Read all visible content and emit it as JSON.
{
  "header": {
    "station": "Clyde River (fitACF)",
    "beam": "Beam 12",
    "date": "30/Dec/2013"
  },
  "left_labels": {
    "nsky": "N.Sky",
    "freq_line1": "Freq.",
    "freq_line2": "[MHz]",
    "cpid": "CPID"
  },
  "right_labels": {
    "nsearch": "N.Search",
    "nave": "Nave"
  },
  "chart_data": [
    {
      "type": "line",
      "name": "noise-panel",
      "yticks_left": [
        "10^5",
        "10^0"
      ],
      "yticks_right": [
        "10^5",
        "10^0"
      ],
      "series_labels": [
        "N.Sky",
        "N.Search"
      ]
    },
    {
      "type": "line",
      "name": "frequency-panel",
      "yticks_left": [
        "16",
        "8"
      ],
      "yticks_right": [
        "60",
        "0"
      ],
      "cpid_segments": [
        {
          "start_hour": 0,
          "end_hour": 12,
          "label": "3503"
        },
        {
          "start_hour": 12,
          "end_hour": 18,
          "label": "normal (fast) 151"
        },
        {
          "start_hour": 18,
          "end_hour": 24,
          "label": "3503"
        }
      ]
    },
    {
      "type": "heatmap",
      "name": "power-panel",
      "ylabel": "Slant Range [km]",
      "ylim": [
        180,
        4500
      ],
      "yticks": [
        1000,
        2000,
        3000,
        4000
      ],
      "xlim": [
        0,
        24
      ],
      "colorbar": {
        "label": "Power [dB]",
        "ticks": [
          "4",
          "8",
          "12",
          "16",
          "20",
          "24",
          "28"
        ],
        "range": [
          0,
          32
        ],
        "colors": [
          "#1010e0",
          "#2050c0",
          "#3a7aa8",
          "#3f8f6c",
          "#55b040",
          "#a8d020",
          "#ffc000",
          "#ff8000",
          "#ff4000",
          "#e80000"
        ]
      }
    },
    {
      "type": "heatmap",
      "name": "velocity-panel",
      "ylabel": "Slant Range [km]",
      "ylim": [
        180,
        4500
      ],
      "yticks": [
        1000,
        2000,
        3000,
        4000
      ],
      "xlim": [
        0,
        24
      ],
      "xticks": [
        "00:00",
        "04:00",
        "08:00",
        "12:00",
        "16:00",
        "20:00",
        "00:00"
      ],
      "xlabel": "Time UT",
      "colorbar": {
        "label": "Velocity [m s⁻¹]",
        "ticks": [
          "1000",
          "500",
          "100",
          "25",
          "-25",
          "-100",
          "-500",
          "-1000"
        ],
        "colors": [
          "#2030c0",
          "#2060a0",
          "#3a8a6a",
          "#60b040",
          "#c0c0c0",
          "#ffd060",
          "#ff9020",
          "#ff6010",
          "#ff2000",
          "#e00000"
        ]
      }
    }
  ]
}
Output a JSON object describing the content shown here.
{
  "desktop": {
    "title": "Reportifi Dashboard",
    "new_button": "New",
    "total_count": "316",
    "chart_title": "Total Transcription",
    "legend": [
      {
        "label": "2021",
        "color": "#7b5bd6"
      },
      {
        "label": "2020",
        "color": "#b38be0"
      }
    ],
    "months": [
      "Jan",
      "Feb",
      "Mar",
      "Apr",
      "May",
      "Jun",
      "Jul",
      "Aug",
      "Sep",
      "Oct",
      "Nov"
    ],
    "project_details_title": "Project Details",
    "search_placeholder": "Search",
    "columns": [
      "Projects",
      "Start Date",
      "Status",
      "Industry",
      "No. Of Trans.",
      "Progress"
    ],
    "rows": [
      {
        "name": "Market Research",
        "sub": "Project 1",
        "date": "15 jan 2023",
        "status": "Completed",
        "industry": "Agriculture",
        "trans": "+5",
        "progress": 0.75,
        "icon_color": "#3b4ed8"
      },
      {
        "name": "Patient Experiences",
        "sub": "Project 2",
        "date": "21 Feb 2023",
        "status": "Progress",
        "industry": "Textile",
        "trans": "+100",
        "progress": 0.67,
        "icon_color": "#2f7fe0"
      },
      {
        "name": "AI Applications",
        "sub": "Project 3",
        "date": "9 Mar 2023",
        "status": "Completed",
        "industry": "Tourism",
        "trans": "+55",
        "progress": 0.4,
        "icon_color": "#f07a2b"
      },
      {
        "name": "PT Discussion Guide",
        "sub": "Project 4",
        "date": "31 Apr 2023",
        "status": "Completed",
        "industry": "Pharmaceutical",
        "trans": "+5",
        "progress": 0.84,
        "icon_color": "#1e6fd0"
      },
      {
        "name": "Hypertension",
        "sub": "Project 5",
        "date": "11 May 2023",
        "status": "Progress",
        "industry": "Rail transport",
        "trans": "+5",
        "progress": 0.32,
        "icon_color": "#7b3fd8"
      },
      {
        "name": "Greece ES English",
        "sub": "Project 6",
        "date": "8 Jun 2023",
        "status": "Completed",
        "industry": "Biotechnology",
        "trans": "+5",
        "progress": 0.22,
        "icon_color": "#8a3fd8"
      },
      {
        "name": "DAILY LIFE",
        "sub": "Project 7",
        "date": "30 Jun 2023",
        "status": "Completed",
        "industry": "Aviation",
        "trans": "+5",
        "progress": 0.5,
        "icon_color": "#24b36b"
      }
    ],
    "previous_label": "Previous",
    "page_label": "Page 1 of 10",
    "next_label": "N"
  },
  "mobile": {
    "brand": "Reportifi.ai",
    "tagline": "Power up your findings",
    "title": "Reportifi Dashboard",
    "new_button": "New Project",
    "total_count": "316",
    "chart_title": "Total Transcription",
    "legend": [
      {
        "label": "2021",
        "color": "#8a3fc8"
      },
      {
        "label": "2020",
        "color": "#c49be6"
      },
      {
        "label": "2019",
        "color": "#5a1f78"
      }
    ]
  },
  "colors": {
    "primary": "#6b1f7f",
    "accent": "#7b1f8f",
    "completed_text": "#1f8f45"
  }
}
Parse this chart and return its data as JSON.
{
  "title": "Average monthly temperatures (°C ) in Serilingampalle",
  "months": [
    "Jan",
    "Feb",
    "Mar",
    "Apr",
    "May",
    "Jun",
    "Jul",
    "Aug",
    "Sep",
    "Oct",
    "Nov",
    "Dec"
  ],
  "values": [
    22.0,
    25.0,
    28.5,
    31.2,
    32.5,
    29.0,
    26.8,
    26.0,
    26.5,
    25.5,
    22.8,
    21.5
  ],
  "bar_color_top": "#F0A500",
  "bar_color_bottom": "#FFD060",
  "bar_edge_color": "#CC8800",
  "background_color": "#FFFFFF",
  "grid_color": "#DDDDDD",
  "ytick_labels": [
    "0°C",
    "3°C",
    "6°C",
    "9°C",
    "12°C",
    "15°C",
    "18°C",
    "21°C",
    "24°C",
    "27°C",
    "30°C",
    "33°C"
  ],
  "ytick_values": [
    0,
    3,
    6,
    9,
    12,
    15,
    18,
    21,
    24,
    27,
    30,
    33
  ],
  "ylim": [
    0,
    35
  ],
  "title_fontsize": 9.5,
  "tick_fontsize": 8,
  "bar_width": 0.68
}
###
_DIRECTIONS FOR THIS TASK_. Please repeat all the records above exactly as they appear.

_SOLUTION TO THE EXERCISE_.
Read all visible content and emit it as JSON.
{
  "header": {
    "station": "Clyde River (fitACF)",
    "beam": "Beam 12",
    "date": "30/Dec/2013"
  },
  "left_labels": {
    "nsky": "N.Sky",
    "freq_line1": "Freq.",
    "freq_line2": "[MHz]",
    "cpid": "CPID"
  },
  "right_labels": {
    "nsearch": "N.Search",
    "nave": "Nave"
  },
  "chart_data": [
    {
      "type": "line",
      "name": "noise-panel",
      "yticks_left": [
        "10^5",
        "10^0"
      ],
      "yticks_right": [
        "10^5",
        "10^0"
      ],
      "series_labels": [
        "N.Sky",
        "N.Search"
      ]
    },
    {
      "type": "line",
      "name": "frequency-panel",
      "yticks_left": [
        "16",
        "8"
      ],
      "yticks_right": [
        "60",
        "0"
      ],
      "cpid_segments": [
        {
          "start_hour": 0,
          "end_hour": 12,
          "label": "3503"
        },
        {
          "start_hour": 12,
          "end_hour": 18,
          "label": "normal (fast) 151"
        },
        {
          "start_hour": 18,
          "end_hour": 24,
          "label": "3503"
        }
      ]
    },
    {
      "type": "heatmap",
      "name": "power-panel",
      "ylabel": "Slant Range [km]",
      "ylim": [
        180,
        4500
      ],
      "yticks": [
        1000,
        2000,
        3000,
        4000
      ],
      "xlim": [
        0,
        24
      ],
      "colorbar": {
        "label": "Power [dB]",
        "ticks": [
          "4",
          "8",
          "12",
          "16",
          "20",
          "24",
          "28"
        ],
        "range": [
          0,
          32
        ],
        "colors": [
          "#1010e0",
          "#2050c0",
          "#3a7aa8",
          "#3f8f6c",
          "#55b040",
          "#a8d020",
          "#ffc000",
          "#ff8000",
          "#ff4000",
          "#e80000"
        ]
      }
    },
    {
      "type": "heatmap",
      "name": "velocity-panel",
      "ylabel": "Slant Range [km]",
      "ylim": [
        180,
        4500
      ],
      "yticks": [
        1000,
        2000,
        3000,
        4000
      ],
      "xlim": [
        0,
        24
      ],
      "xticks": [
        "00:00",
        "04:00",
        "08:00",
        "12:00",
        "16:00",
        "20:00",
        "00:00"
      ],
      "xlabel": "Time UT",
      "colorbar": {
        "label": "Velocity [m s⁻¹]",
        "ticks": [
          "1000",
          "500",
          "100",
          "25",
          "-25",
          "-100",
          "-500",
          "-1000"
        ],
        "colors": [
          "#2030c0",
          "#2060a0",
          "#3a8a6a",
          "#60b040",
          "#c0c0c0",
          "#ffd060",
          "#ff9020",
          "#ff6010",
          "#ff2000",
          "#e00000"
        ]
      }
    }
  ]
}
Output a JSON object describing the content shown here.
{
  "desktop": {
    "title": "Reportifi Dashboard",
    "new_button": "New",
    "total_count": "316",
    "chart_title": "Total Transcription",
    "legend": [
      {
        "label": "2021",
        "color": "#7b5bd6"
      },
      {
        "label": "2020",
        "color": "#b38be0"
      }
    ],
    "months": [
      "Jan",
      "Feb",
      "Mar",
      "Apr",
      "May",
      "Jun",
      "Jul",
      "Aug",
      "Sep",
      "Oct",
      "Nov"
    ],
    "project_details_title": "Project Details",
    "search_placeholder": "Search",
    "columns": [
      "Projects",
      "Start Date",
      "Status",
      "Industry",
      "No. Of Trans.",
      "Progress"
    ],
    "rows": [
      {
        "name": "Market Research",
        "sub": "Project 1",
        "date": "15 jan 2023",
        "status": "Completed",
        "industry": "Agriculture",
        "trans": "+5",
        "progress": 0.75,
        "icon_color": "#3b4ed8"
      },
      {
        "name": "Patient Experiences",
        "sub": "Project 2",
        "date": "21 Feb 2023",
        "status": "Progress",
        "industry": "Textile",
        "trans": "+100",
        "progress": 0.67,
        "icon_color": "#2f7fe0"
      },
      {
        "name": "AI Applications",
        "sub": "Project 3",
        "date": "9 Mar 2023",
        "status": "Completed",
        "industry": "Tourism",
        "trans": "+55",
        "progress": 0.4,
        "icon_color": "#f07a2b"
      },
      {
        "name": "PT Discussion Guide",
        "sub": "Project 4",
        "date": "31 Apr 2023",
        "status": "Completed",
        "industry": "Pharmaceutical",
        "trans": "+5",
        "progress": 0.84,
        "icon_color": "#1e6fd0"
      },
      {
        "name": "Hypertension",
        "sub": "Project 5",
        "date": "11 May 2023",
        "status": "Progress",
        "industry": "Rail transport",
        "trans": "+5",
        "progress": 0.32,
        "icon_color": "#7b3fd8"
      },
      {
        "name": "Greece ES English",
        "sub": "Project 6",
        "date": "8 Jun 2023",
        "status": "Completed",
        "industry": "Biotechnology",
        "trans": "+5",
        "progress": 0.22,
        "icon_color": "#8a3fd8"
      },
      {
        "name": "DAILY LIFE",
        "sub": "Project 7",
        "date": "30 Jun 2023",
        "status": "Completed",
        "industry": "Aviation",
        "trans": "+5",
        "progress": 0.5,
        "icon_color": "#24b36b"
      }
    ],
    "previous_label": "Previous",
    "page_label": "Page 1 of 10",
    "next_label": "N"
  },
  "mobile": {
    "brand": "Reportifi.ai",
    "tagline": "Power up your findings",
    "title": "Reportifi Dashboard",
    "new_button": "New Project",
    "total_count": "316",
    "chart_title": "Total Transcription",
    "legend": [
      {
        "label": "2021",
        "color": "#8a3fc8"
      },
      {
        "label": "2020",
        "color": "#c49be6"
      },
      {
        "label": "2019",
        "color": "#5a1f78"
      }
    ]
  },
  "colors": {
    "primary": "#6b1f7f",
    "accent": "#7b1f8f",
    "completed_text": "#1f8f45"
  }
}
Parse this chart and return its data as JSON.
{
  "title": "Average monthly temperatures (°C ) in Serilingampalle",
  "months": [
    "Jan",
    "Feb",
    "Mar",
    "Apr",
    "May",
    "Jun",
    "Jul",
    "Aug",
    "Sep",
    "Oct",
    "Nov",
    "Dec"
  ],
  "values": [
    22.0,
    25.0,
    28.5,
    31.2,
    32.5,
    29.0,
    26.8,
    26.0,
    26.5,
    25.5,
    22.8,
    21.5
  ],
  "bar_color_top": "#F0A500",
  "bar_color_bottom": "#FFD060",
  "bar_edge_color": "#CC8800",
  "background_color": "#FFFFFF",
  "grid_color": "#DDDDDD",
  "ytick_labels": [
    "0°C",
    "3°C",
    "6°C",
    "9°C",
    "12°C",
    "15°C",
    "18°C",
    "21°C",
    "24°C",
    "27°C",
    "30°C",
    "33°C"
  ],
  "ytick_values": [
    0,
    3,
    6,
    9,
    12,
    15,
    18,
    21,
    24,
    27,
    30,
    33
  ],
  "ylim": [
    0,
    35
  ],
  "title_fontsize": 9.5,
  "tick_fontsize": 8,
  "bar_width": 0.68
}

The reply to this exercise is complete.